## START

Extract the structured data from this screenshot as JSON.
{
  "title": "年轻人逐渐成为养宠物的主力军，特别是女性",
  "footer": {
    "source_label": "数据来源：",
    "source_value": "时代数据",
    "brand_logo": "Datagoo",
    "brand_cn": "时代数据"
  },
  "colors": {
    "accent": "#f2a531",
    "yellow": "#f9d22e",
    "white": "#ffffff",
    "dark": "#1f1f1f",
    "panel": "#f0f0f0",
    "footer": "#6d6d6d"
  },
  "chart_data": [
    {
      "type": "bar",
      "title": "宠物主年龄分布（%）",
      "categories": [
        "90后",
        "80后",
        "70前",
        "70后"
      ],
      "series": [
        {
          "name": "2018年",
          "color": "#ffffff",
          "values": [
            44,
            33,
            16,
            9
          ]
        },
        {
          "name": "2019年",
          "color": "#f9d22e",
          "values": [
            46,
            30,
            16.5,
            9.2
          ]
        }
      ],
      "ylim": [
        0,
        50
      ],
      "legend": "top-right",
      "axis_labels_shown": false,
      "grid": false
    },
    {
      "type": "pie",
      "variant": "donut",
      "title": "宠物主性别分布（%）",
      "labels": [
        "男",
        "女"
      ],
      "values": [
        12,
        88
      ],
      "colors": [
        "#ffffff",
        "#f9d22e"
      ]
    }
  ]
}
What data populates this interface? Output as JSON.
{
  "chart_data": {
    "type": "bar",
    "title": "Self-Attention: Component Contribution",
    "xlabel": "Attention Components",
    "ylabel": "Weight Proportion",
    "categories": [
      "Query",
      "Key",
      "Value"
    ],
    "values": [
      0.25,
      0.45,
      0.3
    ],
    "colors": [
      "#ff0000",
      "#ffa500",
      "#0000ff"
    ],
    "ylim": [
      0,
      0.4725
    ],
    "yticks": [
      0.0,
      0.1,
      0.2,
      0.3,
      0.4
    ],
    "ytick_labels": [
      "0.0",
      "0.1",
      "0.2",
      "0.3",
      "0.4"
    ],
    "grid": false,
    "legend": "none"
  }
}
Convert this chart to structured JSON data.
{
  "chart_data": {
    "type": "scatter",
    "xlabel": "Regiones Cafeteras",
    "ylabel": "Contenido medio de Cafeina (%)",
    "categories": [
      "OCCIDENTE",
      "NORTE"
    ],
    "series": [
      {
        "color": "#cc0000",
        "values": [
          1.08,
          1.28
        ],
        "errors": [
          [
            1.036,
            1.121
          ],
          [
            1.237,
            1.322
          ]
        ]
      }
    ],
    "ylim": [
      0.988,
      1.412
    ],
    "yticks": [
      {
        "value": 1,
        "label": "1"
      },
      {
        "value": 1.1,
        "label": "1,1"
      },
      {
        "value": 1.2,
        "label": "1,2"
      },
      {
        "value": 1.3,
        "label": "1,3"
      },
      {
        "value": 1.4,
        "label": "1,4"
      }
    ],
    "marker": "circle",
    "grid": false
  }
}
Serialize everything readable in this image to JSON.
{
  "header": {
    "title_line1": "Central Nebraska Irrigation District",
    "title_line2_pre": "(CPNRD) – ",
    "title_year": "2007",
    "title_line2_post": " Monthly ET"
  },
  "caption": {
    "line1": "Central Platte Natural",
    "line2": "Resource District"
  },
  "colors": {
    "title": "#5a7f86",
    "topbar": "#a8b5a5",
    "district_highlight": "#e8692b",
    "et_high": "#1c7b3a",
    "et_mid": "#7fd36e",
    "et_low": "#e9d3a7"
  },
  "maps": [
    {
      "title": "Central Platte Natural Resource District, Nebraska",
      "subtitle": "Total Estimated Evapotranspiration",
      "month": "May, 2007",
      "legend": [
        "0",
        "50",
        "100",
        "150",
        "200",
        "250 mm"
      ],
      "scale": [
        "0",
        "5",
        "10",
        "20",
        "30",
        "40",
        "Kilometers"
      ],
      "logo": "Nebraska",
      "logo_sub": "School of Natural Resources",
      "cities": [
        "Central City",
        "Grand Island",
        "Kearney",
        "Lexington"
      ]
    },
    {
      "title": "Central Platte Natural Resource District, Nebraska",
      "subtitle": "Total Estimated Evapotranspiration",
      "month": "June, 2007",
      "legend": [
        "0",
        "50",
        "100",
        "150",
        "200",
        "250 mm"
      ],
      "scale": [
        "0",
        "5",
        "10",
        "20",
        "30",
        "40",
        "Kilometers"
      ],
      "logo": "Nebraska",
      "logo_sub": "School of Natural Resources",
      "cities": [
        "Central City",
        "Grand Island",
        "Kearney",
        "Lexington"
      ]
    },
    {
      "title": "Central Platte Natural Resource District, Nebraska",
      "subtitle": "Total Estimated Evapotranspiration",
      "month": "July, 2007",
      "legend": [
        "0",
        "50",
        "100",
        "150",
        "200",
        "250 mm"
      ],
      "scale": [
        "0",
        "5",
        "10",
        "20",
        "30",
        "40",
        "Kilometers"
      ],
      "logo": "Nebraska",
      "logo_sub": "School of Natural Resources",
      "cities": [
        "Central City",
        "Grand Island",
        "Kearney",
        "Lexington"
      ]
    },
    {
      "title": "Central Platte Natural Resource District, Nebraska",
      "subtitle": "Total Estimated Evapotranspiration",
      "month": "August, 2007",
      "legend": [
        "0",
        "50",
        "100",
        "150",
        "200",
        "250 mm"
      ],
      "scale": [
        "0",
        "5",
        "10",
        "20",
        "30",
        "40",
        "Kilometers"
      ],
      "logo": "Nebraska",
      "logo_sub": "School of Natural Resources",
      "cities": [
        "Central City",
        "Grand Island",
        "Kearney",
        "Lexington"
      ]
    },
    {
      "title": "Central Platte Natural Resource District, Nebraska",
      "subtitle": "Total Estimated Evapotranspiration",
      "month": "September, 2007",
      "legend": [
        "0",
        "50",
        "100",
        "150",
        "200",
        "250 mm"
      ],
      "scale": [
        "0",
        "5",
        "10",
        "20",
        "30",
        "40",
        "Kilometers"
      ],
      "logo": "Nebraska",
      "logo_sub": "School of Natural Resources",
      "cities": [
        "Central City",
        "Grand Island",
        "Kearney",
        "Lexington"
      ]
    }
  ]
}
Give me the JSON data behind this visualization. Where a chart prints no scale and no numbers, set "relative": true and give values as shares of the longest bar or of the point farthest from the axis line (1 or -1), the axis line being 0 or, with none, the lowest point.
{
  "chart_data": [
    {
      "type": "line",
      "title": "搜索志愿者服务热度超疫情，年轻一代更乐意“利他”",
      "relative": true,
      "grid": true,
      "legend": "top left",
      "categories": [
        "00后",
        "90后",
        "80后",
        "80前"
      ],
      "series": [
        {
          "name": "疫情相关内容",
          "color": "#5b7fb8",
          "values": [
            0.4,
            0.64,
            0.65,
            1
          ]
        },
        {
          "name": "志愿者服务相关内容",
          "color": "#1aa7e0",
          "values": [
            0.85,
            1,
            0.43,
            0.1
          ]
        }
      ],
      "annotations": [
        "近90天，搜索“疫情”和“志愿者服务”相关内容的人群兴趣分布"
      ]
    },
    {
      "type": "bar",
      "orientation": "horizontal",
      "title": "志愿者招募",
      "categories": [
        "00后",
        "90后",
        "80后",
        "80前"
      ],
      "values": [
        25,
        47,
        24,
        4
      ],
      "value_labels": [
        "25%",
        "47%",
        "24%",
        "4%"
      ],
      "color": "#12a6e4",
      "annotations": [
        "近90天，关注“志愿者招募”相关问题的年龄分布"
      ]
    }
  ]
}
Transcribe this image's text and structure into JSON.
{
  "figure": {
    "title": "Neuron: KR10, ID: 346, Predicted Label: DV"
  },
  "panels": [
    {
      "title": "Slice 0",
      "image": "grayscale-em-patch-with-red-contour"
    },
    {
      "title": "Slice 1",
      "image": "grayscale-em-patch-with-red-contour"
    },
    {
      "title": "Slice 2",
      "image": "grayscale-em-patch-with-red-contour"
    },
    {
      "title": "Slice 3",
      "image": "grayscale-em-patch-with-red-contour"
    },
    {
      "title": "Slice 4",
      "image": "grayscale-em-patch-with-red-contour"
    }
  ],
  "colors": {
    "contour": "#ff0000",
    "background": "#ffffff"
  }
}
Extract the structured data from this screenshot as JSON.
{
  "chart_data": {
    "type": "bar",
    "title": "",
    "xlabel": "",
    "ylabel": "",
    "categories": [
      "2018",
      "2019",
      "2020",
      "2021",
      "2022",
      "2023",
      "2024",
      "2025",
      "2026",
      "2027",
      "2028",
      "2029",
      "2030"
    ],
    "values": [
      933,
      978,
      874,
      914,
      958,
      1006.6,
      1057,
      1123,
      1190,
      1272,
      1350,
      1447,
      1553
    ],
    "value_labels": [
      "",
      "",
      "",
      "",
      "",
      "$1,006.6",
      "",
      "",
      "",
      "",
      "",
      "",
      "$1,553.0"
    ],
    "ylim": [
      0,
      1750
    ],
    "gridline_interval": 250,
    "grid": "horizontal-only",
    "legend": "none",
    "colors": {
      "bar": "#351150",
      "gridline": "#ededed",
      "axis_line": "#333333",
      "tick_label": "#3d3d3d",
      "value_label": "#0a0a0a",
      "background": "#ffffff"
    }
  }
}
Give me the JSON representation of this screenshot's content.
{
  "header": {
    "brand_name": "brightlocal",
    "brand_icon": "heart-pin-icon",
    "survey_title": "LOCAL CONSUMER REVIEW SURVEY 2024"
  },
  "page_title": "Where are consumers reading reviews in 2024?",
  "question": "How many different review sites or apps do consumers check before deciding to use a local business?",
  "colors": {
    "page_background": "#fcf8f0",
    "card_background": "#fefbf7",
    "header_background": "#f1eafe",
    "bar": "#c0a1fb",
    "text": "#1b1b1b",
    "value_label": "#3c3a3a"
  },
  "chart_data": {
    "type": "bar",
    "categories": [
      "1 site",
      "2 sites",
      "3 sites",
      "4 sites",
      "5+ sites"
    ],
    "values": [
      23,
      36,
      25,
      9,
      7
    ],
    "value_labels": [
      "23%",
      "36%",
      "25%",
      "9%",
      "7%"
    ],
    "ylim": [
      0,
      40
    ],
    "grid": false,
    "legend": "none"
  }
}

## END

### WHAT NEEDS TO BE DONE
What are the lines from the one with "Give me the JSON representation" through the last line of the records above? Quote them exactly and add nothing.

### TASK RESPONSE
Give me the JSON representation of this screenshot's content.
{
  "header": {
    "brand_name": "brightlocal",
    "brand_icon": "heart-pin-icon",
    "survey_title": "LOCAL CONSUMER REVIEW SURVEY 2024"
  },
  "page_title": "Where are consumers reading reviews in 2024?",
  "question": "How many different review sites or apps do consumers check before deciding to use a local business?",
  "colors": {
    "page_background": "#fcf8f0",
    "card_background": "#fefbf7",
    "header_background": "#f1eafe",
    "bar": "#c0a1fb",
    "text": "#1b1b1b",
    "value_label": "#3c3a3a"
  },
  "chart_data": {
    "type": "bar",
    "categories": [
      "1 site",
      "2 sites",
      "3 sites",
      "4 sites",
      "5+ sites"
    ],
    "values": [
      23,
      36,
      25,
      9,
      7
    ],
    "value_labels": [
      "23%",
      "36%",
      "25%",
      "9%",
      "7%"
    ],
    "ylim": [
      0,
      40
    ],
    "grid": false,
    "legend": "none"
  }
}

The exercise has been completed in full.